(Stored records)

◆ ◆ ◆ ◆ ◆ ◆ ◆

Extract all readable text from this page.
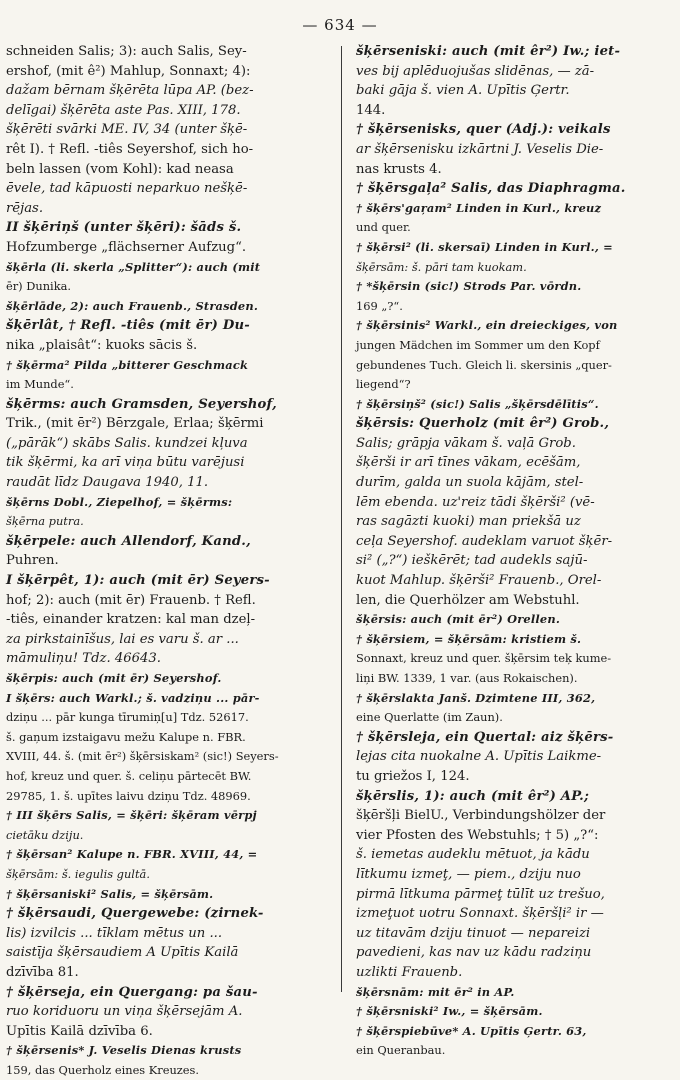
— 634 —
schneiden Salis; 3): auch Salis, Sey-
ershof, (mit ê²) Mahlup, Sonnaxt; 4):
dažam bērnam šķērēta lūpa AP. (bez-
delīgai) šķērēta aste Pas. XIII, 178.
šķērēti svārki ME. IV, 34 (unter šķē-
rêt I). † Refl. -tiês Seyershof, sich ho-
beln lassen (vom Kohl): kad neasa
ēvele, tad kāpuosti neparkuo nešķē-
rējas.
II šķēriņš (unter šķēri): šāds š.
Hofzumberge „flächserner Aufzug“.
šķērla (li. skerla „Splitter“): auch (mit
ēr) Dunika.
šķērlāde, 2): auch Frauenb., Strasden.
šķērlât, † Refl. -tiês (mit ēr) Du-
nika „plaisât“: kuoks sācis š.
† šķērma² Pilda „bitterer Geschmack
im Munde“.
šķērms: auch Gramsden, Seyershof,
Trik., (mit ēr²) Bērzgale, Erlaa; šķērmi
(„pārāk“) skābs Salis. kundzei kļuva
tik šķērmi, ka arī viņa būtu varējusi
raudāt līdz Daugava 1940, 11.
šķērns Dobl., Ziepelhof, = šķērms:
šķērna putra.
šķērpele: auch Allendorf, Kand.,
Puhren.
I šķērpêt, 1): auch (mit ēr) Seyers-
hof; 2): auch (mit ēr) Frauenb. † Refl.
-tiês, einander kratzen: kal man dzeļ-
za pirkstainīšus, lai es varu š. ar ...
māmuliņu! Tdz. 46643.
šķērpis: auch (mit ēr) Seyershof.
I šķērs: auch Warkl.; š. vadziņu ... pār-
dziņu ... pār kunga tīrumiņ[u] Tdz. 52617.
š. gaņum izstaigavu mežu Kalupe n. FBR.
XVIII, 44. š. (mit ēr²) šķērsiskam² (sic!) Seyers-
hof, kreuz und quer. š. celiņu pārtecēt BW.
29785, 1. š. upītes laivu dziņu Tdz. 48969.
† III šķērs Salis, = šķēri: šķēram vērpj
cietāku dziju.
† šķērsan² Kalupe n. FBR. XVIII, 44, =
šķērsām: š. iegulis gultā.
† šķērsaniski² Salis, = šķērsām.
† šķērsaudi, Quergewebe: (zirnek-
lis) izvilcis ... tīklam mētus un ...
saistīja šķērsaudiem A Upītis Kailā
dzīvība 81.
† šķērseja, ein Quergang: pa šau-
ruo koriduoru un viņa šķērsejām A.
Upītis Kailā dzīvība 6.
† šķērsenis* J. Veselis Dienas krusts
159, das Querholz eines Kreuzes.
šķērseniski: auch (mit êr²) Iw.; iet-
ves bij aplēduojušas slidēnas, — zā-
baki gāja š. vien A. Upītis Ģertr.
144.
† šķērsenisks, quer (Adj.): veikals
ar šķērsenisku izkārtni J. Veselis Die-
nas krusts 4.
† šķērsgaļa² Salis, das Diaphragma.
† šķērs'gaŗam² Linden in Kurl., kreuz
und quer.
† šķērsi² (li. skersaī) Linden in Kurl., =
šķērsām: š. pāri tam kuokam.
† *šķērsin (sic!) Strods Par. vōrdn.
169 „?“.
† šķērsinis² Warkl., ein dreieckiges, von
jungen Mädchen im Sommer um den Kopf
gebundenes Tuch. Gleich li. skersinis „quer-
liegend“?
† šķērsiņš² (sic!) Salis „šķērsdēlītis“.
šķērsis: Querholz (mit êr²) Grob.,
Salis; grāpja vākam š. vaļā Grob.
šķērši ir arī tīnes vākam, ecēšām,
durīm, galda un suola kājām, stel-
lēm ebenda. uz'reiz tādi šķērši² (vē-
ras sagāzti kuoki) man priekšā uz
ceļa Seyershof. audeklam varuot šķēr-
si² („?“) ieškērēt; tad audekls sajū-
kuot Mahlup. šķērši² Frauenb., Orel-
len, die Querhölzer am Webstuhl.
šķērsis: auch (mit ēr²) Orellen.
† šķērsiem, = šķērsām: kristiem š.
Sonnaxt, kreuz und quer. šķērsim teķ kume-
liņi BW. 1339, 1 var. (aus Rokaischen).
† šķērslakta Janš. Dzimtene III, 362,
eine Querlatte (im Zaun).
† šķērsleja, ein Quertal: aiz šķērs-
lejas cita nuokalne A. Upītis Laikme-
tu griežos I, 124.
šķērslis, 1): auch (mit êr²) AP.;
šķēršļi BielU., Verbindungshölzer der
vier Pfosten des Webstuhls; † 5) „?“:
š. iemetas audeklu mētuot, ja kādu
lītkumu izmeţ, — piem., dziju nuo
pirmā lītkuma pārmeţ tūlīt uz trešuo,
izmeţuot uotru Sonnaxt. šķēršļi² ir —
uz titavām dziju tinuot — nepareizi
pavedieni, kas nav uz kādu radziņu
uzlikti Frauenb.
šķērsnām: mit ēr² in AP.
† šķērsniski² Iw., = šķērsām.
† šķērspiebūve* A. Upītis Ģertr. 63,
ein Queranbau.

◆ ◆ ◆ ◆ ◆ ◆ ◆

■ **TASK TO CARRY OUT**:
Scan the material above. Extract every line in which the word "šķērši²" occurs.

■ **OUTPUT OF THE TASK**:
lēm ebenda. uz'reiz tādi šķērši² (vē-
kuot Mahlup. šķērši² Frauenb., Orel-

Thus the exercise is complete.